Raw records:
═══

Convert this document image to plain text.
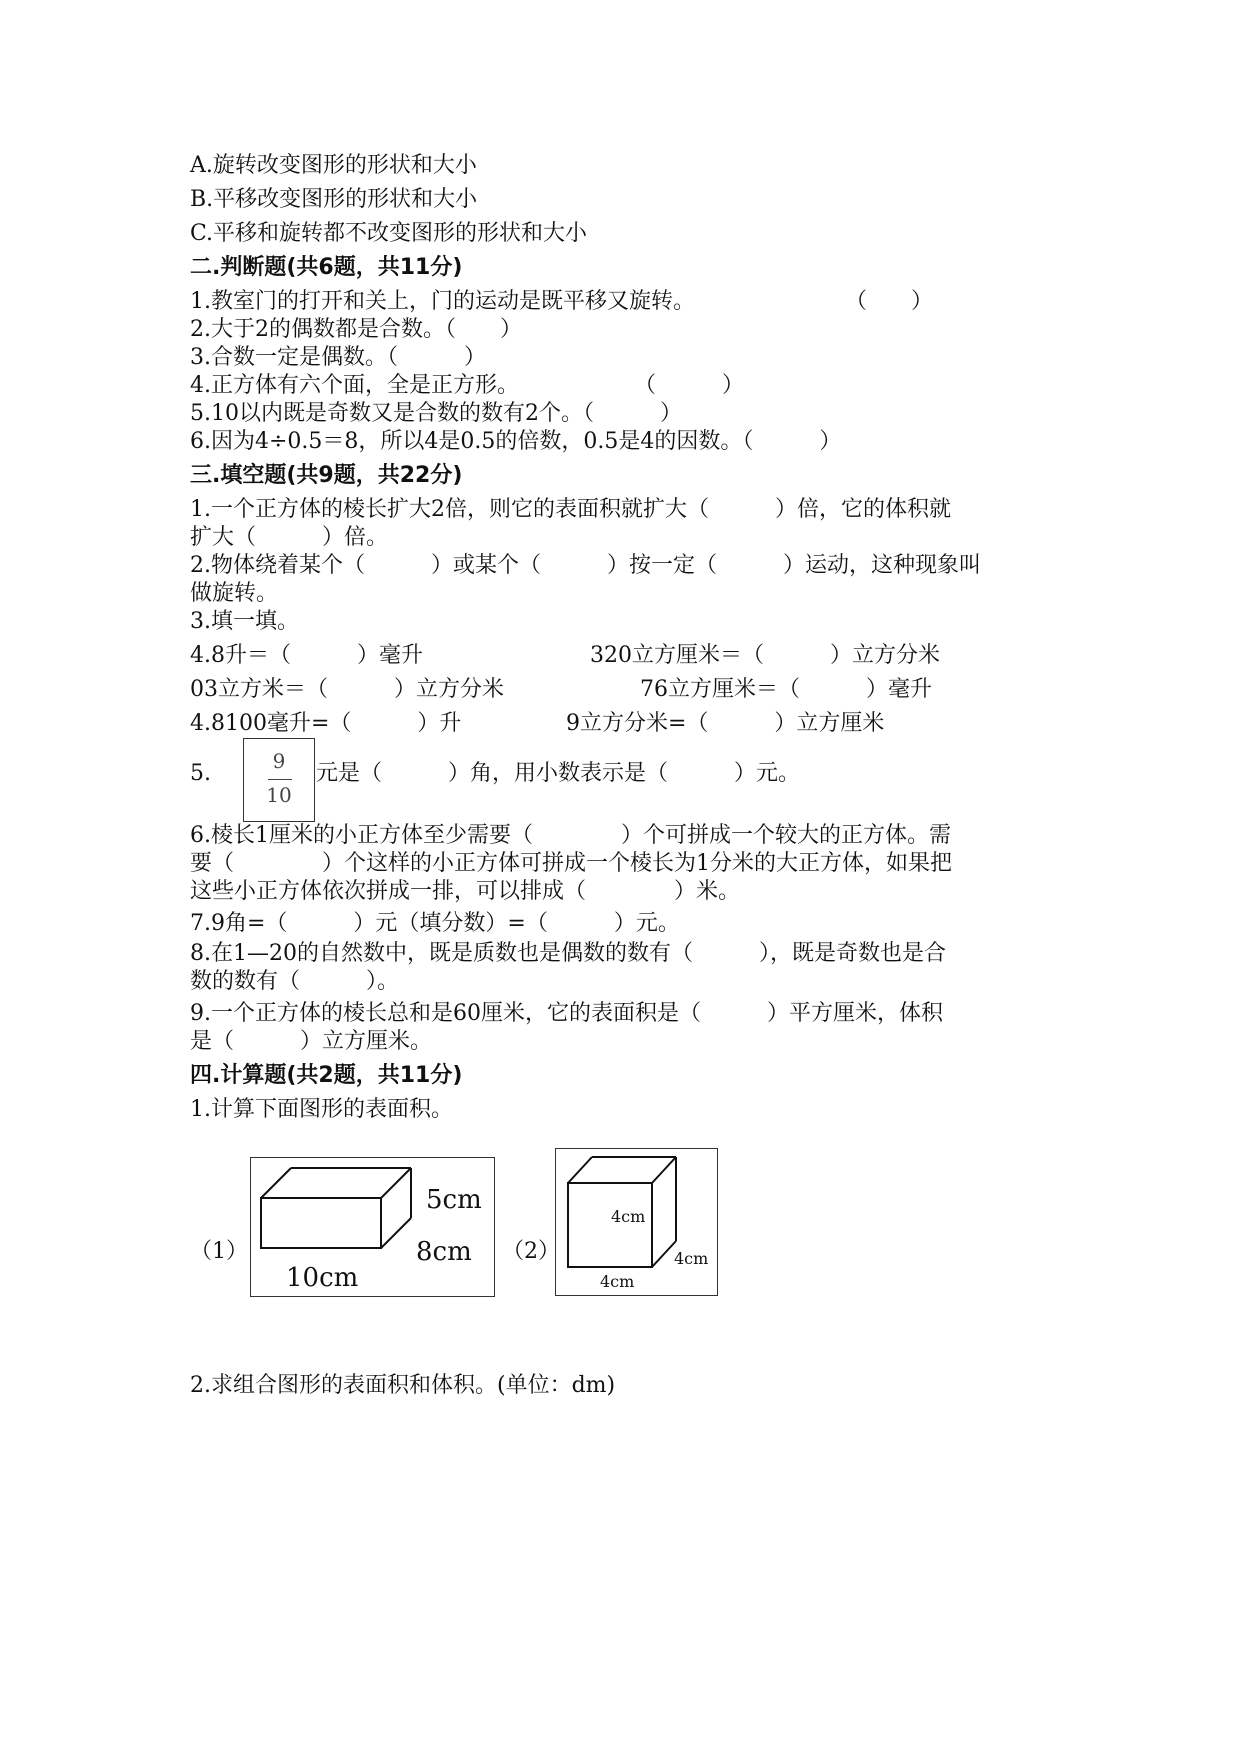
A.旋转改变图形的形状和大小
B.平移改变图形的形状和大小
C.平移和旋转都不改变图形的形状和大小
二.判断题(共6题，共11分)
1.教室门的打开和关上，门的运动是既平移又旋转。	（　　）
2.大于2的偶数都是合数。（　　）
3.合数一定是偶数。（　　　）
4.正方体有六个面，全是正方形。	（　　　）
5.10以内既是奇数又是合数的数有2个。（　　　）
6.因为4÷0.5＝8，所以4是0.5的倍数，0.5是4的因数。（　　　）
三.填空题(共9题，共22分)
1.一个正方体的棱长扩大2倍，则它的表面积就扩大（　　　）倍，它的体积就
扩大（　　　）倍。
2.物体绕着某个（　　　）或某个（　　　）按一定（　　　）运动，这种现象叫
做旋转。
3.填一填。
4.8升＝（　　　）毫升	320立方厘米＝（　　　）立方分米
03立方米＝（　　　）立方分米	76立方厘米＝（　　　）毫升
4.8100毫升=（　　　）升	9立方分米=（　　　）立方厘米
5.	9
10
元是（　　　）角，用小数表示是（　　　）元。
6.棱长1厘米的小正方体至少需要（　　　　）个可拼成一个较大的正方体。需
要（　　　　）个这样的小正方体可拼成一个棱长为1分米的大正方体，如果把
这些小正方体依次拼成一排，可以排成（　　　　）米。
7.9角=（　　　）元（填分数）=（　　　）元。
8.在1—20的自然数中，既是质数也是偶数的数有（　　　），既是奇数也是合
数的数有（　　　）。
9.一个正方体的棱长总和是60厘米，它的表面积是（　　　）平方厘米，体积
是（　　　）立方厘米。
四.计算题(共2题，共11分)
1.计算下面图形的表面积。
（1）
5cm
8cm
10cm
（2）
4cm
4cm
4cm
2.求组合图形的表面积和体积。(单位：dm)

═══

__WHAT YOU NEED TO DO__.
Transcribe the listing above verbatim. Omit the pictures.

__SOLUTION__.
Convert this document image to plain text.
A.旋转改变图形的形状和大小
B.平移改变图形的形状和大小
C.平移和旋转都不改变图形的形状和大小
二.判断题(共6题，共11分)
1.教室门的打开和关上，门的运动是既平移又旋转。	（　　）
2.大于2的偶数都是合数。（　　）
3.合数一定是偶数。（　　　）
4.正方体有六个面，全是正方形。	（　　　）
5.10以内既是奇数又是合数的数有2个。（　　　）
6.因为4÷0.5＝8，所以4是0.5的倍数，0.5是4的因数。（　　　）
三.填空题(共9题，共22分)
1.一个正方体的棱长扩大2倍，则它的表面积就扩大（　　　）倍，它的体积就
扩大（　　　）倍。
2.物体绕着某个（　　　）或某个（　　　）按一定（　　　）运动，这种现象叫
做旋转。
3.填一填。
4.8升＝（　　　）毫升	320立方厘米＝（　　　）立方分米
03立方米＝（　　　）立方分米	76立方厘米＝（　　　）毫升
4.8100毫升=（　　　）升	9立方分米=（　　　）立方厘米
5.	9
10
元是（　　　）角，用小数表示是（　　　）元。
6.棱长1厘米的小正方体至少需要（　　　　）个可拼成一个较大的正方体。需
要（　　　　）个这样的小正方体可拼成一个棱长为1分米的大正方体，如果把
这些小正方体依次拼成一排，可以排成（　　　　）米。
7.9角=（　　　）元（填分数）=（　　　）元。
8.在1—20的自然数中，既是质数也是偶数的数有（　　　），既是奇数也是合
数的数有（　　　）。
9.一个正方体的棱长总和是60厘米，它的表面积是（　　　）平方厘米，体积
是（　　　）立方厘米。
四.计算题(共2题，共11分)
1.计算下面图形的表面积。
（1）
5cm
8cm
10cm
（2）
4cm
4cm
4cm
2.求组合图形的表面积和体积。(单位：dm)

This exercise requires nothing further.